Set task »
Please repeat all of the listing exactly.

---+---

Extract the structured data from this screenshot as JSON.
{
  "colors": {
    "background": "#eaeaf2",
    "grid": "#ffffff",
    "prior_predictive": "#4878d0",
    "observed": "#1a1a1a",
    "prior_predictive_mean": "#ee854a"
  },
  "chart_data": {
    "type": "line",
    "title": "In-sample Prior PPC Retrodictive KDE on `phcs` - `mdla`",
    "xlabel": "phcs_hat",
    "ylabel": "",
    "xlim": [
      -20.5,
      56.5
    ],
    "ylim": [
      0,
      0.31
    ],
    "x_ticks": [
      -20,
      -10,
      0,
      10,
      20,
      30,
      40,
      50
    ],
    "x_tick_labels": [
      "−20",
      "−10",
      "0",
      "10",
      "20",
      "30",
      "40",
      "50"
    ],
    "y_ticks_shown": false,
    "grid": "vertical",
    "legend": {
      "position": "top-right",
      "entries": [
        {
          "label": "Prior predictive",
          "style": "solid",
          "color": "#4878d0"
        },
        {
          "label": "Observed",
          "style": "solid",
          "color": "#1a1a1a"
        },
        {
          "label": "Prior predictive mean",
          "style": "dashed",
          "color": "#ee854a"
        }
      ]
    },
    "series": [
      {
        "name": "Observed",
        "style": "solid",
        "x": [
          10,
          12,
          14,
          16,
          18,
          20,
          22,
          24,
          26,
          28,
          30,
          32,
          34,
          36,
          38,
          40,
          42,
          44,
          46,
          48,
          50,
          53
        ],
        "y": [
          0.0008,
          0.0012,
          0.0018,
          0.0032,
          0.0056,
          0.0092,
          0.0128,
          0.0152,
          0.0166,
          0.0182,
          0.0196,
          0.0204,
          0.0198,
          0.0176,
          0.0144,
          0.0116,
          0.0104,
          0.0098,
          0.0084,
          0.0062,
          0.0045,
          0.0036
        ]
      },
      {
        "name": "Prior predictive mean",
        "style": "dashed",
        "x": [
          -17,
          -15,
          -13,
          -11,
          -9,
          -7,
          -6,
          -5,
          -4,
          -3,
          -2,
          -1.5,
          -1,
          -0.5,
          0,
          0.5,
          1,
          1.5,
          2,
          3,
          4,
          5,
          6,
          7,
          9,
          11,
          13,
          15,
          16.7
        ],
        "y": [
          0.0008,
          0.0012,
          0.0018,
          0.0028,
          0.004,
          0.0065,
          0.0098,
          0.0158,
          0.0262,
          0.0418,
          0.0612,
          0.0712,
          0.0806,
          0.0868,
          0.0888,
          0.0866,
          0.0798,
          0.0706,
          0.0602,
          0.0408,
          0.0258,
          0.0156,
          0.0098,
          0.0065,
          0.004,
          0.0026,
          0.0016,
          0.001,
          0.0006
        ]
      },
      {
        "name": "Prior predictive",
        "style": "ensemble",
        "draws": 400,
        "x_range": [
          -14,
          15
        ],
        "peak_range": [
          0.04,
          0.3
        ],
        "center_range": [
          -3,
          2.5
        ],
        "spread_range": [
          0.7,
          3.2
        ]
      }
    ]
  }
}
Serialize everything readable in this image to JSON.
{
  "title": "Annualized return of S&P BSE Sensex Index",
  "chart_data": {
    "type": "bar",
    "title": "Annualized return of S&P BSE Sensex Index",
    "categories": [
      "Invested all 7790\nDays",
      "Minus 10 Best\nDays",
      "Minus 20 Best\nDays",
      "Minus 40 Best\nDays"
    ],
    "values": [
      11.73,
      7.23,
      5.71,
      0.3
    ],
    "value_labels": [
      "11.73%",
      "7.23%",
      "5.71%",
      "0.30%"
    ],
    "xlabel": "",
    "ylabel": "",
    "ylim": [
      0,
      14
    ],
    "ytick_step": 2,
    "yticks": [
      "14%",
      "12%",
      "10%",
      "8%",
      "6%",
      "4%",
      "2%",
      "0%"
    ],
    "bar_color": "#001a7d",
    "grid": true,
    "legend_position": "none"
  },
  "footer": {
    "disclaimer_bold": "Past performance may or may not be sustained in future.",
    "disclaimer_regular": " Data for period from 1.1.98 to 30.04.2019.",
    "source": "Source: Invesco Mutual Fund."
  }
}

---+---

Expected output »
Extract the structured data from this screenshot as JSON.
{
  "colors": {
    "background": "#eaeaf2",
    "grid": "#ffffff",
    "prior_predictive": "#4878d0",
    "observed": "#1a1a1a",
    "prior_predictive_mean": "#ee854a"
  },
  "chart_data": {
    "type": "line",
    "title": "In-sample Prior PPC Retrodictive KDE on `phcs` - `mdla`",
    "xlabel": "phcs_hat",
    "ylabel": "",
    "xlim": [
      -20.5,
      56.5
    ],
    "ylim": [
      0,
      0.31
    ],
    "x_ticks": [
      -20,
      -10,
      0,
      10,
      20,
      30,
      40,
      50
    ],
    "x_tick_labels": [
      "−20",
      "−10",
      "0",
      "10",
      "20",
      "30",
      "40",
      "50"
    ],
    "y_ticks_shown": false,
    "grid": "vertical",
    "legend": {
      "position": "top-right",
      "entries": [
        {
          "label": "Prior predictive",
          "style": "solid",
          "color": "#4878d0"
        },
        {
          "label": "Observed",
          "style": "solid",
          "color": "#1a1a1a"
        },
        {
          "label": "Prior predictive mean",
          "style": "dashed",
          "color": "#ee854a"
        }
      ]
    },
    "series": [
      {
        "name": "Observed",
        "style": "solid",
        "x": [
          10,
          12,
          14,
          16,
          18,
          20,
          22,
          24,
          26,
          28,
          30,
          32,
          34,
          36,
          38,
          40,
          42,
          44,
          46,
          48,
          50,
          53
        ],
        "y": [
          0.0008,
          0.0012,
          0.0018,
          0.0032,
          0.0056,
          0.0092,
          0.0128,
          0.0152,
          0.0166,
          0.0182,
          0.0196,
          0.0204,
          0.0198,
          0.0176,
          0.0144,
          0.0116,
          0.0104,
          0.0098,
          0.0084,
          0.0062,
          0.0045,
          0.0036
        ]
      },
      {
        "name": "Prior predictive mean",
        "style": "dashed",
        "x": [
          -17,
          -15,
          -13,
          -11,
          -9,
          -7,
          -6,
          -5,
          -4,
          -3,
          -2,
          -1.5,
          -1,
          -0.5,
          0,
          0.5,
          1,
          1.5,
          2,
          3,
          4,
          5,
          6,
          7,
          9,
          11,
          13,
          15,
          16.7
        ],
        "y": [
          0.0008,
          0.0012,
          0.0018,
          0.0028,
          0.004,
          0.0065,
          0.0098,
          0.0158,
          0.0262,
          0.0418,
          0.0612,
          0.0712,
          0.0806,
          0.0868,
          0.0888,
          0.0866,
          0.0798,
          0.0706,
          0.0602,
          0.0408,
          0.0258,
          0.0156,
          0.0098,
          0.0065,
          0.004,
          0.0026,
          0.0016,
          0.001,
          0.0006
        ]
      },
      {
        "name": "Prior predictive",
        "style": "ensemble",
        "draws": 400,
        "x_range": [
          -14,
          15
        ],
        "peak_range": [
          0.04,
          0.3
        ],
        "center_range": [
          -3,
          2.5
        ],
        "spread_range": [
          0.7,
          3.2
        ]
      }
    ]
  }
}
Serialize everything readable in this image to JSON.
{
  "title": "Annualized return of S&P BSE Sensex Index",
  "chart_data": {
    "type": "bar",
    "title": "Annualized return of S&P BSE Sensex Index",
    "categories": [
      "Invested all 7790\nDays",
      "Minus 10 Best\nDays",
      "Minus 20 Best\nDays",
      "Minus 40 Best\nDays"
    ],
    "values": [
      11.73,
      7.23,
      5.71,
      0.3
    ],
    "value_labels": [
      "11.73%",
      "7.23%",
      "5.71%",
      "0.30%"
    ],
    "xlabel": "",
    "ylabel": "",
    "ylim": [
      0,
      14
    ],
    "ytick_step": 2,
    "yticks": [
      "14%",
      "12%",
      "10%",
      "8%",
      "6%",
      "4%",
      "2%",
      "0%"
    ],
    "bar_color": "#001a7d",
    "grid": true,
    "legend_position": "none"
  },
  "footer": {
    "disclaimer_bold": "Past performance may or may not be sustained in future.",
    "disclaimer_regular": " Data for period from 1.1.98 to 30.04.2019.",
    "source": "Source: Invesco Mutual Fund."
  }
}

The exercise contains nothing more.